··· MATERIAL ···
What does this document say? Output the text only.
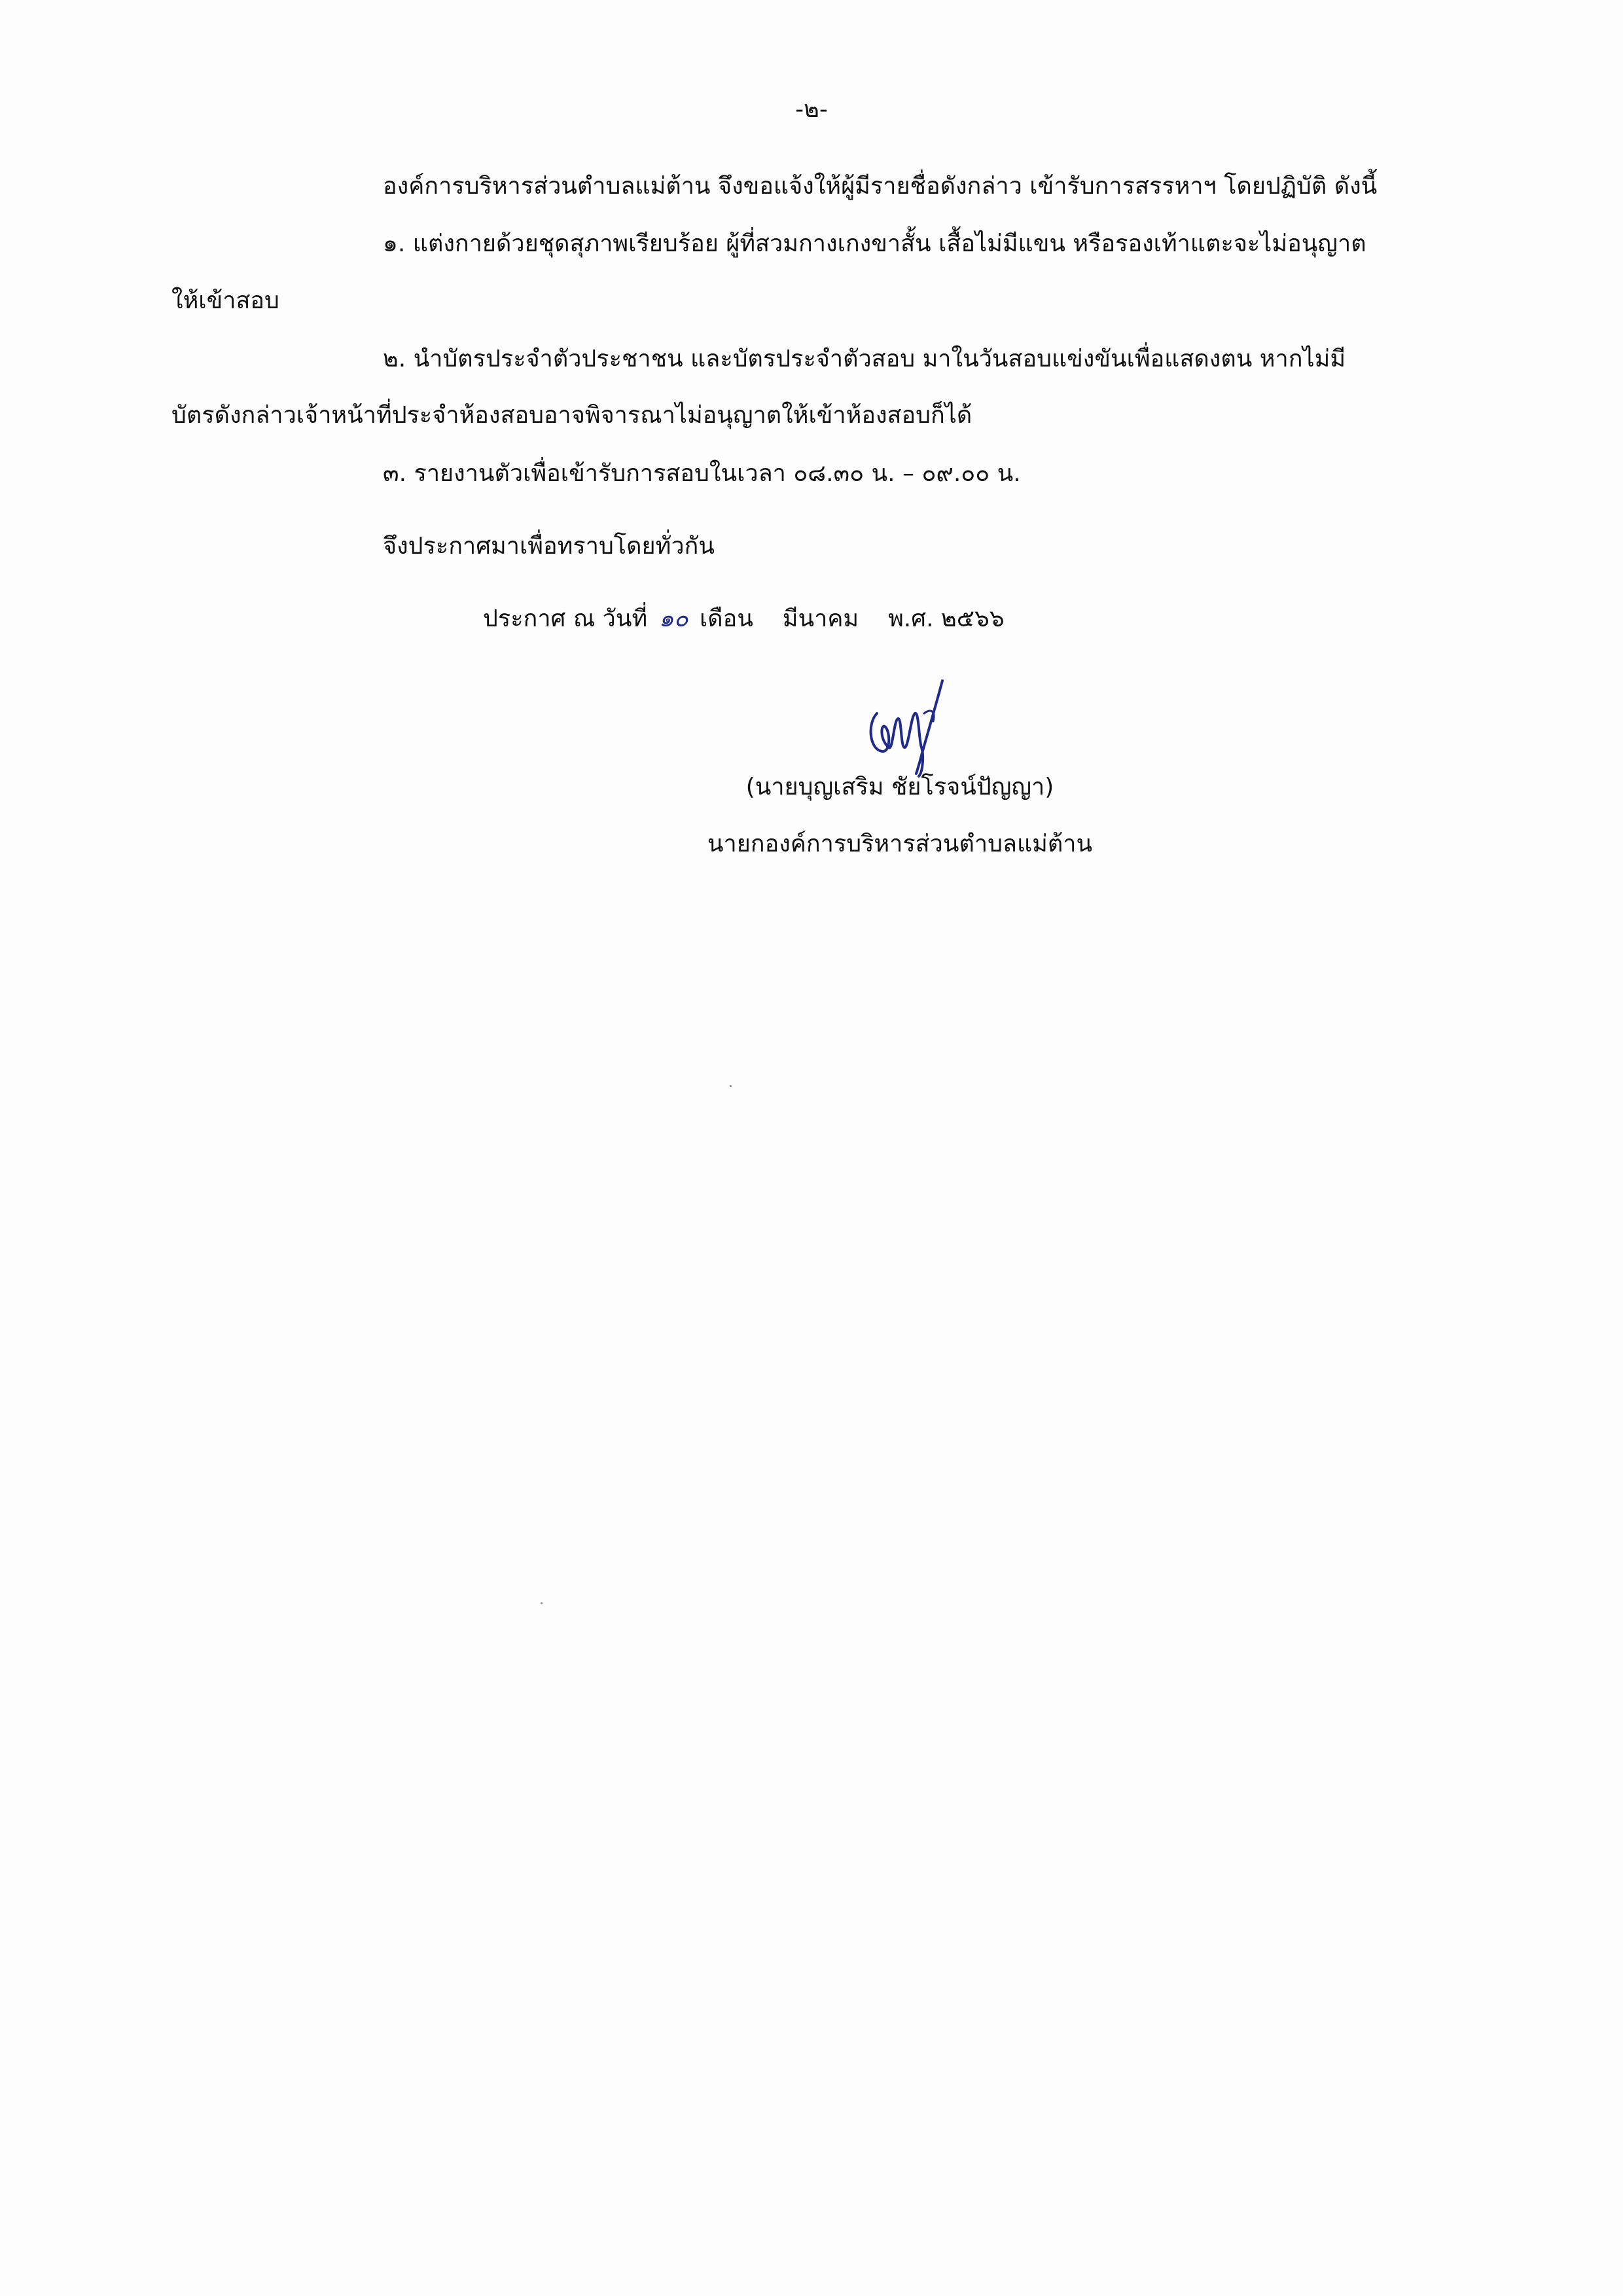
-๒-
องค์การบริหารส่วนตำบลแม่ต้าน จึงขอแจ้งให้ผู้มีรายชื่อดังกล่าว เข้ารับการสรรหาฯ โดยปฏิบัติ ดังนี้
๑. แต่งกายด้วยชุดสุภาพเรียบร้อย ผู้ที่สวมกางเกงขาสั้น เสื้อไม่มีแขน หรือรองเท้าแตะจะไม่อนุญาต
ให้เข้าสอบ
๒. นำบัตรประจำตัวประชาชน และบัตรประจำตัวสอบ มาในวันสอบแข่งขันเพื่อแสดงตน หากไม่มี
บัตรดังกล่าวเจ้าหน้าที่ประจำห้องสอบอาจพิจารณาไม่อนุญาตให้เข้าห้องสอบก็ได้
๓. รายงานตัวเพื่อเข้ารับการสอบในเวลา ๐๘.๓๐ น. – ๐๙.๐๐ น.
จึงประกาศมาเพื่อทราบโดยทั่วกัน
ประกาศ ณ วันที่ ๑๐ เดือน มีนาคม พ.ศ. ๒๕๖๖
(นายบุญเสริม ชัยโรจน์ปัญญา)
นายกองค์การบริหารส่วนตำบลแม่ต้าน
···
REQUIRED WORK - Go through the data above and find the lines with the word "การบร". Copy each of those lines.

RESULT OF THE TASK -
องค์การบริหารส่วนตำบลแม่ต้าน จึงขอแจ้งให้ผู้มีรายชื่อดังกล่าว เข้ารับการสรรหาฯ โดยปฏิบัติ ดังนี้
นายกองค์การบริหารส่วนตำบลแม่ต้าน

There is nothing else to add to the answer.